• EXCERPT PROVIDED:
********************
The U.S. Federal Reserve's outlook for rising interest rates had
already illustrated the diverging path from other advanced
economies, pushing the dollar to a six-year high against the yen,
but it was underscored even more firmly in Europe as the ECB opened
its liquidity taps again.
Two-and-a-half years on from its last injection of long-term funding
that pushed a trillion euros into Europe's markets, banks this time
took a much more restrained 83 billion that was well below the 133
billion traders had been expecting.
The launch of the scheme is the central plank of the ECB's efforts
to coax reluctant banks to lend more and fire up the bloc's flagging
economy. Alongside a yet-to-be-detailed asset purchase program, it
hopes to hit the 1 trillion mark again.
Berenberg’s chief economist Holger Schmieding called it "a
disappointing result for the ECB," and said "the low takeup ... will
likely strengthen the voice of those who argue that, to really make
an impact, the ECB would have to buy major amounts of sovereign
bonds."
Some top ECB members have already hinted at bond buying and the euro
and German bond yields nudged down and European shares climbed as
bets on such a move gained traction.
With Scottish voters hitting the polls on what looked likely to be
an extremely close vote on independence it also relieved some of the
pressure on the FTSE in London.
France's CAC40 and the Dax in Germany jumped 0.7 and 1 percent
respectively.
While the ECB is reluctant to overstep rules that prevent it from
financing governments by buying sovereign debt, it could do so to
ensure inflation - currently just above zero in the euro zone - goes
back to near 2 percent.
********************
• DATASET RECORDS:

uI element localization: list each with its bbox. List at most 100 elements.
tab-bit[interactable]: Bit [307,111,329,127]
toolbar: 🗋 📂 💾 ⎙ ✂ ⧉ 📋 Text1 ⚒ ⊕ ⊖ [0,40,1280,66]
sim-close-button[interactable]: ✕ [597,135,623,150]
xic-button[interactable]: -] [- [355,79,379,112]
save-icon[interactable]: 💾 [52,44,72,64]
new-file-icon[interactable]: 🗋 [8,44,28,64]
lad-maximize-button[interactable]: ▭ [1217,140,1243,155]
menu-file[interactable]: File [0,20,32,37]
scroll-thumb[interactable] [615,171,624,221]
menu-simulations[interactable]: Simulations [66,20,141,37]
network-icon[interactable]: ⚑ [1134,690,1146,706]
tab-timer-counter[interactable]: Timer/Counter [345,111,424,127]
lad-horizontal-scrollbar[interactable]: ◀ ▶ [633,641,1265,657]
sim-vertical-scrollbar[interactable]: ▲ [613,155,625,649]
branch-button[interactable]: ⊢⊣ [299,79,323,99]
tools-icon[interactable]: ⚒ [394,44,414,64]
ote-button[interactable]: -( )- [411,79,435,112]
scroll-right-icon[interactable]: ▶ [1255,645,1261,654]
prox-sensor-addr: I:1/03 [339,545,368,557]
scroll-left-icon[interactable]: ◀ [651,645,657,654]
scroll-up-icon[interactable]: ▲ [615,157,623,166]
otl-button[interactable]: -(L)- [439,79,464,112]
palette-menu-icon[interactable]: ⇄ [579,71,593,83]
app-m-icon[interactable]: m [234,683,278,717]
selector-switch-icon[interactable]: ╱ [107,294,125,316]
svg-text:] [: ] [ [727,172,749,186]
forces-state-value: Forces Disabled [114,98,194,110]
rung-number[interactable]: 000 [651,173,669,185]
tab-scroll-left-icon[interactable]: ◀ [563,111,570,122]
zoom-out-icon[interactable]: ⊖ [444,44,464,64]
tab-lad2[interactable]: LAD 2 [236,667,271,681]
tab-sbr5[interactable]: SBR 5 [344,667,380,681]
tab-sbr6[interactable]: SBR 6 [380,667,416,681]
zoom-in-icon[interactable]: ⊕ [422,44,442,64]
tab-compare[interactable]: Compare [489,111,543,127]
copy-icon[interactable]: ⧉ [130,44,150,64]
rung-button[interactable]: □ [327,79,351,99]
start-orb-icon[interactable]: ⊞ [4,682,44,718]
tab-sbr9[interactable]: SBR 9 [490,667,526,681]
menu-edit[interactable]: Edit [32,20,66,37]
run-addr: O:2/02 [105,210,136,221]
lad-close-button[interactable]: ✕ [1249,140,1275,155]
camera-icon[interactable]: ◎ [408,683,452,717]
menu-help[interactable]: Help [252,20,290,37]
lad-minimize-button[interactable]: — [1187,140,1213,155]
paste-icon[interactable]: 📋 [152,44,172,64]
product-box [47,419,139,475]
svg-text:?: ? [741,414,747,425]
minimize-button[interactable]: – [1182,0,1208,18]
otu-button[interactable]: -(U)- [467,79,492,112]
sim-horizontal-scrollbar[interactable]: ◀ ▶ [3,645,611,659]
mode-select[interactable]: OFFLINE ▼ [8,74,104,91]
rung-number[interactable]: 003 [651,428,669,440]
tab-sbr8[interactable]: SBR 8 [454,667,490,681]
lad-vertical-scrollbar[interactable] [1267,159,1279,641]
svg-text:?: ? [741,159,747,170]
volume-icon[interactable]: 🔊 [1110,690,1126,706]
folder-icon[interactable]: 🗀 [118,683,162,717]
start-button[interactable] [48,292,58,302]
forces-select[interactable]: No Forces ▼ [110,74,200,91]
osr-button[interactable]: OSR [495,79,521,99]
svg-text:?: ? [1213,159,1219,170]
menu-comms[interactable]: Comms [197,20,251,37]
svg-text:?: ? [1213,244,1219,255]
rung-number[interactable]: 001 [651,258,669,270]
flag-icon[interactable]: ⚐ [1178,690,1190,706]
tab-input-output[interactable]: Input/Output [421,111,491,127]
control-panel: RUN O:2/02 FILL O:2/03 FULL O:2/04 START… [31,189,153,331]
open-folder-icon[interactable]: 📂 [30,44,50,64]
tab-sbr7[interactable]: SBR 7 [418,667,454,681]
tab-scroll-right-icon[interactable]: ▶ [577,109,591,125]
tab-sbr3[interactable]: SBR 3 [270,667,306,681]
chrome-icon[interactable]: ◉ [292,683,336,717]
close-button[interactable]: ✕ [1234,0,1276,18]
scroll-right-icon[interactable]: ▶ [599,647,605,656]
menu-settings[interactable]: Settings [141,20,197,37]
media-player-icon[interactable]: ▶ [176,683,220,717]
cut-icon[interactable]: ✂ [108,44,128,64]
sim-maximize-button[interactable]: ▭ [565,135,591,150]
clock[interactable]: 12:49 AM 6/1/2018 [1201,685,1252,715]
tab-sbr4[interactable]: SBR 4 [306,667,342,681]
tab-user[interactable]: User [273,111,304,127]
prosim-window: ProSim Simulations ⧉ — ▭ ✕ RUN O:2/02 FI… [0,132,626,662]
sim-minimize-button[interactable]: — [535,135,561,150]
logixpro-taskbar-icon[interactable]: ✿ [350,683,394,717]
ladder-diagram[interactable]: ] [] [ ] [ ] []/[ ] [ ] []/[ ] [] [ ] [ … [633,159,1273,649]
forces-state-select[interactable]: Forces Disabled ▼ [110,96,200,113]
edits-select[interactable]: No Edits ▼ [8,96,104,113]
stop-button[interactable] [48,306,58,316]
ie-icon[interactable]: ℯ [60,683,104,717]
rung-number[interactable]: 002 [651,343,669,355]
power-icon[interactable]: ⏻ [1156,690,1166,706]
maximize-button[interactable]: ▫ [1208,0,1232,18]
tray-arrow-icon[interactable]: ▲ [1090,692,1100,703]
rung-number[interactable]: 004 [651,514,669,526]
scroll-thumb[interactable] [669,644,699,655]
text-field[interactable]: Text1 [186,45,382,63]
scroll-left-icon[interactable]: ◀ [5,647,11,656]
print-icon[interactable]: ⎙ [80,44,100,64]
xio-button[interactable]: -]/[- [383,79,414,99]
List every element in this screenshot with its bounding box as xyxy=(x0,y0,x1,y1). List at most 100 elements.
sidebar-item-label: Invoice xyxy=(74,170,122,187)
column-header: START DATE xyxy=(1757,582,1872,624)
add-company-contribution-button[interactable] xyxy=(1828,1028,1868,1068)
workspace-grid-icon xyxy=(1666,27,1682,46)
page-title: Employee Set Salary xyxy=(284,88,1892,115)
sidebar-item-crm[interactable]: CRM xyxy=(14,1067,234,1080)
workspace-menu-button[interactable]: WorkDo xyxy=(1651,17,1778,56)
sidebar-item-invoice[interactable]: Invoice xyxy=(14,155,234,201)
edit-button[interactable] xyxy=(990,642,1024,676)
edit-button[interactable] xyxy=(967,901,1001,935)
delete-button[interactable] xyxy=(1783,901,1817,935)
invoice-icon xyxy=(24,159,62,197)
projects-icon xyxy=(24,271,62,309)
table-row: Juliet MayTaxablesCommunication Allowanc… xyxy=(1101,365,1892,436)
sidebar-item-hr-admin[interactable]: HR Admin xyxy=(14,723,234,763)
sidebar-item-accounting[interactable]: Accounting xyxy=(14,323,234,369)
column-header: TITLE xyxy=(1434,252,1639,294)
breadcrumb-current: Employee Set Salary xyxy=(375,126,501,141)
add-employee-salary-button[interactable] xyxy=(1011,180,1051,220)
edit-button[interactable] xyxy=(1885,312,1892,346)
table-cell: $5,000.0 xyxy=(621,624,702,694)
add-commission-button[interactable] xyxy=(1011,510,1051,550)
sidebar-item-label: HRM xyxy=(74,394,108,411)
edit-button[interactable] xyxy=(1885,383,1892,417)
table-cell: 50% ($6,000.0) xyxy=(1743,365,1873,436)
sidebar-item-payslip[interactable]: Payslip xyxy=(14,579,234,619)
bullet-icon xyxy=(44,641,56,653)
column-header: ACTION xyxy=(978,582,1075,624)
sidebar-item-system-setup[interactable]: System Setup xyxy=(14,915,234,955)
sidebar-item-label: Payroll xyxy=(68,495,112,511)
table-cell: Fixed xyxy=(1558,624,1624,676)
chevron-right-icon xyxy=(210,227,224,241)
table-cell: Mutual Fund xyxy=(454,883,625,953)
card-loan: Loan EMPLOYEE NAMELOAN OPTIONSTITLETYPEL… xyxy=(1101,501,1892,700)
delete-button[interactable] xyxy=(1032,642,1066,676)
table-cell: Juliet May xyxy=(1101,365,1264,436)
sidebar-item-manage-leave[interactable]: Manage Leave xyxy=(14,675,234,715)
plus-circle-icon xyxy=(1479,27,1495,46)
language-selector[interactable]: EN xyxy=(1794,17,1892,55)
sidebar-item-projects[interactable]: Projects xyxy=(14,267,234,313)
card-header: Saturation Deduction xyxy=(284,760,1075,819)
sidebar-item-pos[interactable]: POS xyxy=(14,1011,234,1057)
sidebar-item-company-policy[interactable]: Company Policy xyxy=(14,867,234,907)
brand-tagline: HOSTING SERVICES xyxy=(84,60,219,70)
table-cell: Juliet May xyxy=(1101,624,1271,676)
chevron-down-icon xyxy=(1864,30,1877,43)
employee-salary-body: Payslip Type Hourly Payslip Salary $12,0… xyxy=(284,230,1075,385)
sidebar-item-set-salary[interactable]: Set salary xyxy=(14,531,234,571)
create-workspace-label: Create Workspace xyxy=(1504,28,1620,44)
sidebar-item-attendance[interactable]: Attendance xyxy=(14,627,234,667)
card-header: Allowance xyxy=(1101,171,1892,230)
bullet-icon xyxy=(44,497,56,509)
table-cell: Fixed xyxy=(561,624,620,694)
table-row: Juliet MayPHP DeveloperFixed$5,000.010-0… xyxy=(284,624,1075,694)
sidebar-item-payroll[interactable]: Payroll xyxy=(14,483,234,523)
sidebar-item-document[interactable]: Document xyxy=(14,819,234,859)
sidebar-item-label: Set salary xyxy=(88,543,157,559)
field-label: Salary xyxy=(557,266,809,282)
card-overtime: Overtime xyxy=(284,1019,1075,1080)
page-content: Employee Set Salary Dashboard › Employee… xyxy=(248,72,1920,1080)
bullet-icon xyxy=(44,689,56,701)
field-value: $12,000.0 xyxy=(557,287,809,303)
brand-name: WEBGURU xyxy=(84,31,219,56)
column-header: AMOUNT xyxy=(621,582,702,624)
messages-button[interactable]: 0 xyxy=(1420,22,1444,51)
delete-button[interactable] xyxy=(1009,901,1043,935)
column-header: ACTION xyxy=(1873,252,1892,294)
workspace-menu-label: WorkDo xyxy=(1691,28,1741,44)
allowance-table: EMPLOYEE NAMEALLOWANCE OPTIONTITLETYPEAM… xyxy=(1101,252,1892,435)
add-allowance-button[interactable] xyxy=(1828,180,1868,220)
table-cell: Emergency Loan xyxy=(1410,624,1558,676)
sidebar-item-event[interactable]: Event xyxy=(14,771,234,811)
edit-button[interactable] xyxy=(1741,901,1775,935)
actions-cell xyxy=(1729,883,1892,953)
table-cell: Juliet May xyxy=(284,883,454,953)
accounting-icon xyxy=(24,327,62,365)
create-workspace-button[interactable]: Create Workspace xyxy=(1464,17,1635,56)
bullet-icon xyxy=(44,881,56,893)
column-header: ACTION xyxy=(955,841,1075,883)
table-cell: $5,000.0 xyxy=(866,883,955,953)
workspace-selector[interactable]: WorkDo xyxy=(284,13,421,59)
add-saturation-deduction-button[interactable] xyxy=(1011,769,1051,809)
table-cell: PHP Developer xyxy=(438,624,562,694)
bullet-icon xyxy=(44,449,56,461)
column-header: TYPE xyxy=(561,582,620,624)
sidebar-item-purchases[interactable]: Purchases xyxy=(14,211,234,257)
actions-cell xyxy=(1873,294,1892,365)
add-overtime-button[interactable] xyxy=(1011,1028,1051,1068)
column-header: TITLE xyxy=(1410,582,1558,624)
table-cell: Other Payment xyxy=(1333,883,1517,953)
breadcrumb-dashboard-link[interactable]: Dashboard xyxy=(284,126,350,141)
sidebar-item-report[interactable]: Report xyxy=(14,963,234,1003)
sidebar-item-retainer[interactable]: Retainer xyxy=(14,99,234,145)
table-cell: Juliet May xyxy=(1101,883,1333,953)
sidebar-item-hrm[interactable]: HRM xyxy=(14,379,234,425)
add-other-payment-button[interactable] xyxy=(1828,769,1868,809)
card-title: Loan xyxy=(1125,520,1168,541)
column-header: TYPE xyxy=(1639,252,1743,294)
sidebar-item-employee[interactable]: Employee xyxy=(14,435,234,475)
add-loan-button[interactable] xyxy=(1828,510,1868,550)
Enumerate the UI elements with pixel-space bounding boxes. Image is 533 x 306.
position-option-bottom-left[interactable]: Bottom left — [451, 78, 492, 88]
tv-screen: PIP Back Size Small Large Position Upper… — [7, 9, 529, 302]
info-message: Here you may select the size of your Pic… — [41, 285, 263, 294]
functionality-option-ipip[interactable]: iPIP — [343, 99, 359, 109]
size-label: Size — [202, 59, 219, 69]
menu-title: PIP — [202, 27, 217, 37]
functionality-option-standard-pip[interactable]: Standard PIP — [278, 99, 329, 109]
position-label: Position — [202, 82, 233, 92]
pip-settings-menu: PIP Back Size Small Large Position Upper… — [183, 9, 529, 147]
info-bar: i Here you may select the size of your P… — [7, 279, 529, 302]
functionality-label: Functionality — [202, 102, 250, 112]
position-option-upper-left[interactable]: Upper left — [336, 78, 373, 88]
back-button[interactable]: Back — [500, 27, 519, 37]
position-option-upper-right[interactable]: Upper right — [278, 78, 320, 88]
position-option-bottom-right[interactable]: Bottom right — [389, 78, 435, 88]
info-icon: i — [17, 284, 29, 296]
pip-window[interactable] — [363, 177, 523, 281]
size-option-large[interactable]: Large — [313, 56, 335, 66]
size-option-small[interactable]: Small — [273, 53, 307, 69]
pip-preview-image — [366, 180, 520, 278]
********************
• TASK DIRECTIONS:
Extend the news report on the ECB's long-term funding operation and the market response, beginning directly after its final sentence.

• TASK RESULT:
Spanish, Italian and Portuguese stocks and bonds all extended
earlier gains and QE bets bubbled, while futures prices also pointed
to a solid 0.4 percent rise for the S&P 500 when Wall Street opens.
FED GONE
The Fed had maintained language on Wednesday suggesting that rate
hikes would not happen for a "considerable time," but it also
indicated its policymakers think it could raise borrowing costs
faster than expected when it starts moving. [TOP/CEN]
The upshot was that the euro <EUR=> skidded to a 14-month trough
before stabilizing in Europe, while gold <XAU=> hit an eight-month
low as the dollar swept higher across the board, a move many
investors have been itching to wager on all year.
"The Fed clearly signaled overnight that although it is not
imminent, they are increasingly confident they will start raising
rates next year," said Lee Hardman, a strategist with Bank of
Tokyo-Mitsubishi UFJ in London.
Asia's reception had been mixed, with MSCI's index of ex-Japan Asian
shares falling to 12-week lows, on the specter of rising U.S. rates
and slower economic growth in China, though a weak yen saw Japanese
shares jump.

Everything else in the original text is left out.